**DO THIS:**
With the pictures omitted, write out the entries that follow exactly as they stand.

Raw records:
####

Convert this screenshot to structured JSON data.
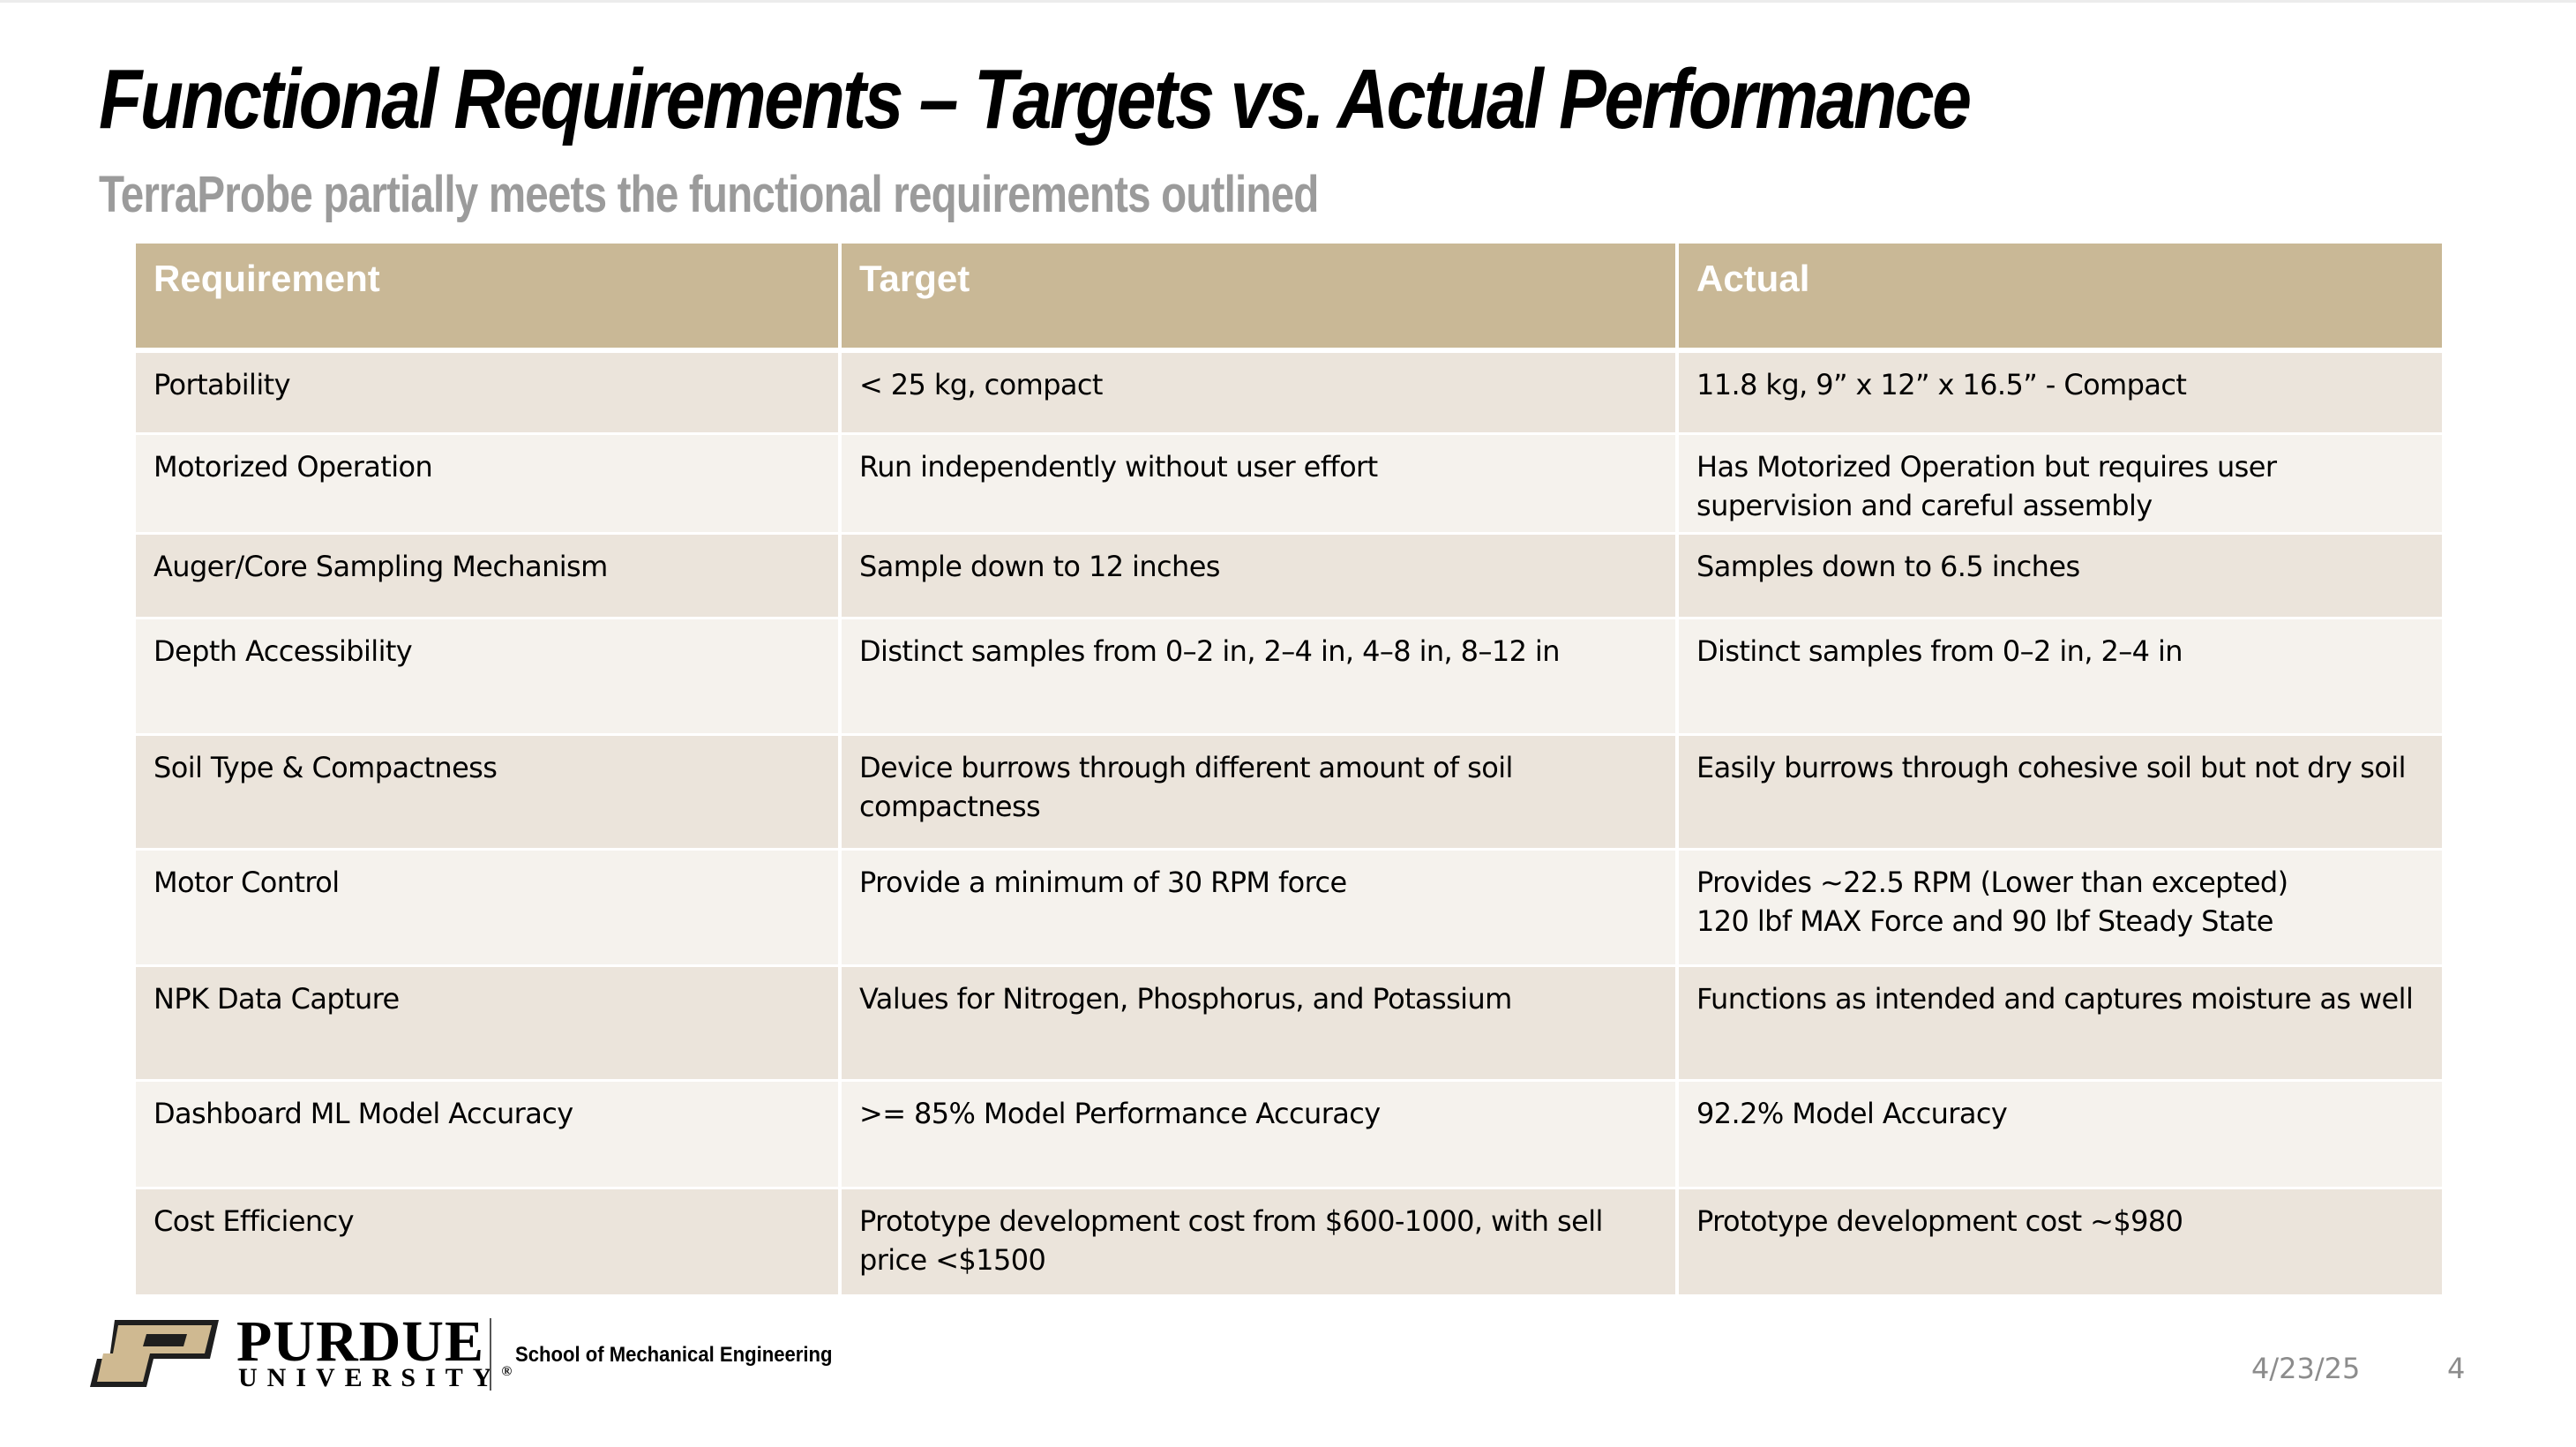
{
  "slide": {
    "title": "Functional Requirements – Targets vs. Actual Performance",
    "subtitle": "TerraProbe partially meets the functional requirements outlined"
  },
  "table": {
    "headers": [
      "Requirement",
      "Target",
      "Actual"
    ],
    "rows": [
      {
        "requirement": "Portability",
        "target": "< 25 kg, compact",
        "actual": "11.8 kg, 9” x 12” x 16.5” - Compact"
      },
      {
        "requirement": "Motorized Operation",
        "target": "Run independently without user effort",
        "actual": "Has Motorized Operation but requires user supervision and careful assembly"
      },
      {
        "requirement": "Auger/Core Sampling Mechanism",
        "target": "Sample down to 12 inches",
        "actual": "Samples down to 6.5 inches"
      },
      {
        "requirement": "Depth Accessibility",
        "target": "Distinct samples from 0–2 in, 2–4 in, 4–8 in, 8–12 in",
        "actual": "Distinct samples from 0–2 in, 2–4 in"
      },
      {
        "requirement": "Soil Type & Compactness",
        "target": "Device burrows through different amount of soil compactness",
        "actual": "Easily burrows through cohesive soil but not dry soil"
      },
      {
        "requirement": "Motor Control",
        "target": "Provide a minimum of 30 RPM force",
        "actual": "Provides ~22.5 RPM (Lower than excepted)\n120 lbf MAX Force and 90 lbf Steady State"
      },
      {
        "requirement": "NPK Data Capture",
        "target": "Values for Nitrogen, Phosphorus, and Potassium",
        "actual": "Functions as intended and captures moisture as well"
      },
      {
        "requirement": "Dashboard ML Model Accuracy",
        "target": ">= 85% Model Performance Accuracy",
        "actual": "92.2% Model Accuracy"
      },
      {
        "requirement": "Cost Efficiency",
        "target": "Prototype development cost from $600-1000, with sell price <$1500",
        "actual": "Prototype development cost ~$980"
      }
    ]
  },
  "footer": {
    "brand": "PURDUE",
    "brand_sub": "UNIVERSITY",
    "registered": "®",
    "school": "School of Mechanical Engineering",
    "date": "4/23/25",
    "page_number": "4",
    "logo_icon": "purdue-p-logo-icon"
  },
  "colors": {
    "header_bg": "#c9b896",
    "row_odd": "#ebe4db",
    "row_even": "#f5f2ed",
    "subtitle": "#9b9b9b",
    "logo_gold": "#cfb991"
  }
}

####

**TASK ANSWER:**
Convert this screenshot to structured JSON data.
{
  "slide": {
    "title": "Functional Requirements – Targets vs. Actual Performance",
    "subtitle": "TerraProbe partially meets the functional requirements outlined"
  },
  "table": {
    "headers": [
      "Requirement",
      "Target",
      "Actual"
    ],
    "rows": [
      {
        "requirement": "Portability",
        "target": "< 25 kg, compact",
        "actual": "11.8 kg, 9” x 12” x 16.5” - Compact"
      },
      {
        "requirement": "Motorized Operation",
        "target": "Run independently without user effort",
        "actual": "Has Motorized Operation but requires user supervision and careful assembly"
      },
      {
        "requirement": "Auger/Core Sampling Mechanism",
        "target": "Sample down to 12 inches",
        "actual": "Samples down to 6.5 inches"
      },
      {
        "requirement": "Depth Accessibility",
        "target": "Distinct samples from 0–2 in, 2–4 in, 4–8 in, 8–12 in",
        "actual": "Distinct samples from 0–2 in, 2–4 in"
      },
      {
        "requirement": "Soil Type & Compactness",
        "target": "Device burrows through different amount of soil compactness",
        "actual": "Easily burrows through cohesive soil but not dry soil"
      },
      {
        "requirement": "Motor Control",
        "target": "Provide a minimum of 30 RPM force",
        "actual": "Provides ~22.5 RPM (Lower than excepted)\n120 lbf MAX Force and 90 lbf Steady State"
      },
      {
        "requirement": "NPK Data Capture",
        "target": "Values for Nitrogen, Phosphorus, and Potassium",
        "actual": "Functions as intended and captures moisture as well"
      },
      {
        "requirement": "Dashboard ML Model Accuracy",
        "target": ">= 85% Model Performance Accuracy",
        "actual": "92.2% Model Accuracy"
      },
      {
        "requirement": "Cost Efficiency",
        "target": "Prototype development cost from $600-1000, with sell price <$1500",
        "actual": "Prototype development cost ~$980"
      }
    ]
  },
  "footer": {
    "brand": "PURDUE",
    "brand_sub": "UNIVERSITY",
    "registered": "®",
    "school": "School of Mechanical Engineering",
    "date": "4/23/25",
    "page_number": "4",
    "logo_icon": "purdue-p-logo-icon"
  },
  "colors": {
    "header_bg": "#c9b896",
    "row_odd": "#ebe4db",
    "row_even": "#f5f2ed",
    "subtitle": "#9b9b9b",
    "logo_gold": "#cfb991"
  }
}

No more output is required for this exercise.